#### [PROMPT]
In the listing that follows, how many lines contain the string "this"? Provide only the number.

#### [EXERCISE DATA]

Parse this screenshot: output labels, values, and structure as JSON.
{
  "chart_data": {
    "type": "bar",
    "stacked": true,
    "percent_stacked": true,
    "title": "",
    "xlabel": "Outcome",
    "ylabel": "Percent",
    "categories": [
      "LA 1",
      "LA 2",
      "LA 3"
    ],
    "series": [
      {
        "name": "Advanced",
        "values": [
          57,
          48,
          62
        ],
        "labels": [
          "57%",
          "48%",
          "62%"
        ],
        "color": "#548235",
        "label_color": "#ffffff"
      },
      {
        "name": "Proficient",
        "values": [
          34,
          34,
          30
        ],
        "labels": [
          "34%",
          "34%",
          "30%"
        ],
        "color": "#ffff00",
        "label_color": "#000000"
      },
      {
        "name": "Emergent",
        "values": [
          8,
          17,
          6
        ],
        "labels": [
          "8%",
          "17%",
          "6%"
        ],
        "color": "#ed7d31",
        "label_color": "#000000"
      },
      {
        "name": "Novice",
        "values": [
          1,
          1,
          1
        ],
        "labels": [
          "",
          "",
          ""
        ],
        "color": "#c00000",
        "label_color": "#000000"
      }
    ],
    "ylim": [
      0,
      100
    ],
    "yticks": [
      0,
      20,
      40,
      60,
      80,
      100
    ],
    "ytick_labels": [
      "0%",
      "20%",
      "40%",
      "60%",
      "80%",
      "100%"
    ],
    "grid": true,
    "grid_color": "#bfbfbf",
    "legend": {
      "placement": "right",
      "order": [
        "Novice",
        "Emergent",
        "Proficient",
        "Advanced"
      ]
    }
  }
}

==

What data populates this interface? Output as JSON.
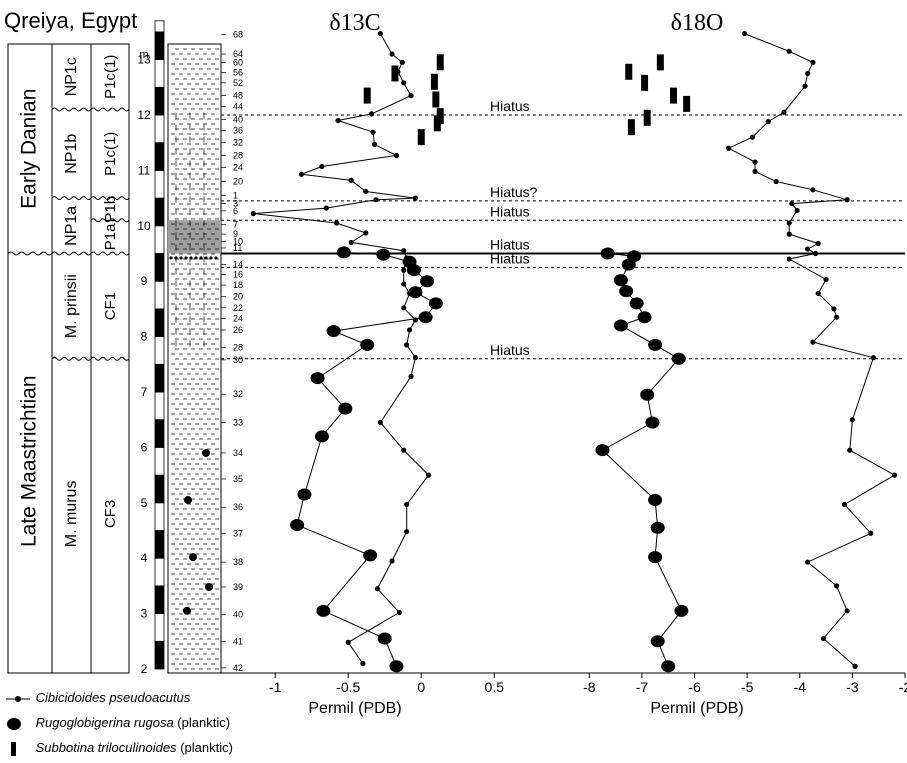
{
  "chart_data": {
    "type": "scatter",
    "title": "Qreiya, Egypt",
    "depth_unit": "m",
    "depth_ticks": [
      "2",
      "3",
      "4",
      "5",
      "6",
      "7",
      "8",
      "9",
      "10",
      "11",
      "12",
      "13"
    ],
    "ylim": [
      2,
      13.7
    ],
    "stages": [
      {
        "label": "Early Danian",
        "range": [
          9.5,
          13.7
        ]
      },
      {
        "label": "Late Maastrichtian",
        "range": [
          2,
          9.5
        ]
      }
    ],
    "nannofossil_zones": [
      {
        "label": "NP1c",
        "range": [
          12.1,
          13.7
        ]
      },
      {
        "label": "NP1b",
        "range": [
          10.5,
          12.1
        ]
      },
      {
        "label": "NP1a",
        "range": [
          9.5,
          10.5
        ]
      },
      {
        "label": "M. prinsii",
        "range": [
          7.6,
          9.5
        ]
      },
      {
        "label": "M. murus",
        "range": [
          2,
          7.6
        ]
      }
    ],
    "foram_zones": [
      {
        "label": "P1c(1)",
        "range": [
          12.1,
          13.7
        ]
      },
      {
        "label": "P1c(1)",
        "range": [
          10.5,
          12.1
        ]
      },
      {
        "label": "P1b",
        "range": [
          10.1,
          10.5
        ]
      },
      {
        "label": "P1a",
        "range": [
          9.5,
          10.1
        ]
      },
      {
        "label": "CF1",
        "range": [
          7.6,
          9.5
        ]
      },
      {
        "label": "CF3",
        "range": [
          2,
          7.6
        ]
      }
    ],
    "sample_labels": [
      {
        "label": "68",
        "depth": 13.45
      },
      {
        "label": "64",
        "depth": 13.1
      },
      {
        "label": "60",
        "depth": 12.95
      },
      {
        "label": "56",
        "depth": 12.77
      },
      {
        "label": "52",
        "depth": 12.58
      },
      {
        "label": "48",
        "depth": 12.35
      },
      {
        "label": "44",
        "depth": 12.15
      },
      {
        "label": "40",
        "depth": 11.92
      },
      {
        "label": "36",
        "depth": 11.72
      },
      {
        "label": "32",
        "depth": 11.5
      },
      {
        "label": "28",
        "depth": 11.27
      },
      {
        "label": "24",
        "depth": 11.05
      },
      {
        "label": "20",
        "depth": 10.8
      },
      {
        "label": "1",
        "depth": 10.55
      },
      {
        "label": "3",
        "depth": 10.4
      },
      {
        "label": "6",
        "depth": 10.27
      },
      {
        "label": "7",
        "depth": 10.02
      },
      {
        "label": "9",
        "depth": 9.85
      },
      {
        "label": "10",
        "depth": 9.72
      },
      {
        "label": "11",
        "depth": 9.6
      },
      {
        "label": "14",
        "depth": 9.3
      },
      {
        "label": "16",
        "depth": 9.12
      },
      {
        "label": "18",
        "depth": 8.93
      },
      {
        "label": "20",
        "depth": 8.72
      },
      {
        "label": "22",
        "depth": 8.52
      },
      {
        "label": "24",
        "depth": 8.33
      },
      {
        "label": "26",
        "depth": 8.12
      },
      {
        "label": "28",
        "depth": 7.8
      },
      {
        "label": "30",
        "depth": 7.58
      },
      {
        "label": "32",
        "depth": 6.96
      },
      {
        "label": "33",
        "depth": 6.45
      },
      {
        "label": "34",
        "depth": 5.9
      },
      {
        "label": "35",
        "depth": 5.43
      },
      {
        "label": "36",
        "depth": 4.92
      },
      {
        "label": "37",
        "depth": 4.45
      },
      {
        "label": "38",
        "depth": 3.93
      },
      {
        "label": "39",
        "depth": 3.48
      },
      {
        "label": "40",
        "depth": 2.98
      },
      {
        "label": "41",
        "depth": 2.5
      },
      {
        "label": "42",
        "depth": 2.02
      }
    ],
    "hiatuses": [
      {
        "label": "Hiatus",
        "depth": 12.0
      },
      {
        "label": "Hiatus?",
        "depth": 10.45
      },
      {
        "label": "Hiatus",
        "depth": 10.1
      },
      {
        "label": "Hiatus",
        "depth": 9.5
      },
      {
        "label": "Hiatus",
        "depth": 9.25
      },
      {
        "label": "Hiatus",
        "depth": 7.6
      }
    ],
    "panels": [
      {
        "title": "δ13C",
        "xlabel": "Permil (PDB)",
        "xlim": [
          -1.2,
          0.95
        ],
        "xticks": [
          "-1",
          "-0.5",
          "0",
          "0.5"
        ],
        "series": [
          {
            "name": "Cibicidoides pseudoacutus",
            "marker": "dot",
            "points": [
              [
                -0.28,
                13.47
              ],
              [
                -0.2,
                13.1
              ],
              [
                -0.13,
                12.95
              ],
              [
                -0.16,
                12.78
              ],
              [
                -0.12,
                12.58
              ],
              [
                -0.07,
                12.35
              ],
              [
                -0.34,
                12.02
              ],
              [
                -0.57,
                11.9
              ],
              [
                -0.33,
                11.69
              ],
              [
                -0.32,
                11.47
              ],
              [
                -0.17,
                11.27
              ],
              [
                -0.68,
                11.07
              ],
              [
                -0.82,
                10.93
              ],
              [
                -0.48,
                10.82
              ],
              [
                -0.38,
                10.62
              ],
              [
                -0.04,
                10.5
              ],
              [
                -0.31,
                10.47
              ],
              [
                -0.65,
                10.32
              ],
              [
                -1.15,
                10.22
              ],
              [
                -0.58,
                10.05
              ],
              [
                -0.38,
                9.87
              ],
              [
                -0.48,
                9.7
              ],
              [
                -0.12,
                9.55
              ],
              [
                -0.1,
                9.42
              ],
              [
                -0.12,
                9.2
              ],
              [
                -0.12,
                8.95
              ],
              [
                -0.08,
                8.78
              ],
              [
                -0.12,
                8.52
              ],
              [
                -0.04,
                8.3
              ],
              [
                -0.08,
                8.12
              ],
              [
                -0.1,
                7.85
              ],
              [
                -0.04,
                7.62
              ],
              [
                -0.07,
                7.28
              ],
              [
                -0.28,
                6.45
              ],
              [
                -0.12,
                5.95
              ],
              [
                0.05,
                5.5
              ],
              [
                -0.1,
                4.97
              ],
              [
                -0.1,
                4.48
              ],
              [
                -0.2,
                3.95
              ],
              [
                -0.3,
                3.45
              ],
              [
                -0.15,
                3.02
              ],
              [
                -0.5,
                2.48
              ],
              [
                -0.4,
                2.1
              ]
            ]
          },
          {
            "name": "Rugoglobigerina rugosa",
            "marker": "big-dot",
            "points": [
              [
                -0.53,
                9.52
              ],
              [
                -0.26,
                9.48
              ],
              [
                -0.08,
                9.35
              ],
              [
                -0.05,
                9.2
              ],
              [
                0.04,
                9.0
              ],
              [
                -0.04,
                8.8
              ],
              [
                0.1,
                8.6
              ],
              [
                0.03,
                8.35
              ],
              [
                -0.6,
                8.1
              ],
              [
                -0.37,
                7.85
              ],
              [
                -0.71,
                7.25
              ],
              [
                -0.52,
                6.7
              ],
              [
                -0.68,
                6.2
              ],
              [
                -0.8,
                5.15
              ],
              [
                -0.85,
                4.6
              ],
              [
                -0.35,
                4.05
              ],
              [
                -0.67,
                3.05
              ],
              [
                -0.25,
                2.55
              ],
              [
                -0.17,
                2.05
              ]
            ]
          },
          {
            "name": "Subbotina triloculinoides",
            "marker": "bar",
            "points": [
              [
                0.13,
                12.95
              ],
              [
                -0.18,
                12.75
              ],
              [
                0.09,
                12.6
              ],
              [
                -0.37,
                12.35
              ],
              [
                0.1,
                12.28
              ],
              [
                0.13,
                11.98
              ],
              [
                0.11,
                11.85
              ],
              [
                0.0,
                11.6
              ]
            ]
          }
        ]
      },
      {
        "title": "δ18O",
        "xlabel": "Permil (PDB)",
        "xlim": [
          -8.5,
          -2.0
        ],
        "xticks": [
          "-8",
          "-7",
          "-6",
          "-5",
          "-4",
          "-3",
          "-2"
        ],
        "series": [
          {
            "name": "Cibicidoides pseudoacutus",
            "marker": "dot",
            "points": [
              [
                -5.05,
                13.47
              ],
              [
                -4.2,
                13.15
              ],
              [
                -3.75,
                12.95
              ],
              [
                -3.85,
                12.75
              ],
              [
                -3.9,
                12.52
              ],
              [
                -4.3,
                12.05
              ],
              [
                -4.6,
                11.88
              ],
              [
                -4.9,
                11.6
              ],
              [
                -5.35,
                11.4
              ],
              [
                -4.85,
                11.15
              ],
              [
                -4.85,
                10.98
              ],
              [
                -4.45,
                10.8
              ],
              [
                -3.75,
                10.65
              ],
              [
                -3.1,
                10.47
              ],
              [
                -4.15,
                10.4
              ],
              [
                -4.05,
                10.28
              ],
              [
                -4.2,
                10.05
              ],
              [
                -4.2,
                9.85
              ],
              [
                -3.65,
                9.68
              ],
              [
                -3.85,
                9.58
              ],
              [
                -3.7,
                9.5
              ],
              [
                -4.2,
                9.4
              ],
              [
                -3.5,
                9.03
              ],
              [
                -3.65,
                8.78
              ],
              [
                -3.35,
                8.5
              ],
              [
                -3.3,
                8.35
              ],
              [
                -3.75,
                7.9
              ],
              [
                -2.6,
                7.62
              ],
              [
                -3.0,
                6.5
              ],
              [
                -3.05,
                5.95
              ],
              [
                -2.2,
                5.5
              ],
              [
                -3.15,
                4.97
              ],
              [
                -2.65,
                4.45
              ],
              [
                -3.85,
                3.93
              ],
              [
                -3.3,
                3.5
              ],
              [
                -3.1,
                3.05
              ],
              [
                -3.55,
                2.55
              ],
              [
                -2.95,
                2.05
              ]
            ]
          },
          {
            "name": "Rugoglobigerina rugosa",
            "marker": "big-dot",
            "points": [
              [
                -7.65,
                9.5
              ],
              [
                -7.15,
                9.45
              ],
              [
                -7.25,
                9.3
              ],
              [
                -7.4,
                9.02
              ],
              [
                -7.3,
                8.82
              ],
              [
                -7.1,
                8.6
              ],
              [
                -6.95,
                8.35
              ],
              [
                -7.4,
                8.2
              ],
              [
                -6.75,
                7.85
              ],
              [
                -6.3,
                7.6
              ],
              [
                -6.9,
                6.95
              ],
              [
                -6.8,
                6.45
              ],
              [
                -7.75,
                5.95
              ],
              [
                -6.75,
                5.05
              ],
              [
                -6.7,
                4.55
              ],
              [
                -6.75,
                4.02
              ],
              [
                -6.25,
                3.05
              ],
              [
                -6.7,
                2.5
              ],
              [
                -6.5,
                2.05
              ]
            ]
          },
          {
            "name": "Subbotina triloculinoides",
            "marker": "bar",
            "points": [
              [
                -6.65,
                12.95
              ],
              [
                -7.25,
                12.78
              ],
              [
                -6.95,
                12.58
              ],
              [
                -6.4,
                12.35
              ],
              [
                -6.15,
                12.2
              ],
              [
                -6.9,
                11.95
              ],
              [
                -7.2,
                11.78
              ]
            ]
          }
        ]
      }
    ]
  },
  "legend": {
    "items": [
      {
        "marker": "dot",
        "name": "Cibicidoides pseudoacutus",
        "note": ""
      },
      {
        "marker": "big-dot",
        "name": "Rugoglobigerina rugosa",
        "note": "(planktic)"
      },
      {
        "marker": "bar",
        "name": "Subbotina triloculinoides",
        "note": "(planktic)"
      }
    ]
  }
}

#### [SOLUTION BELOW]
2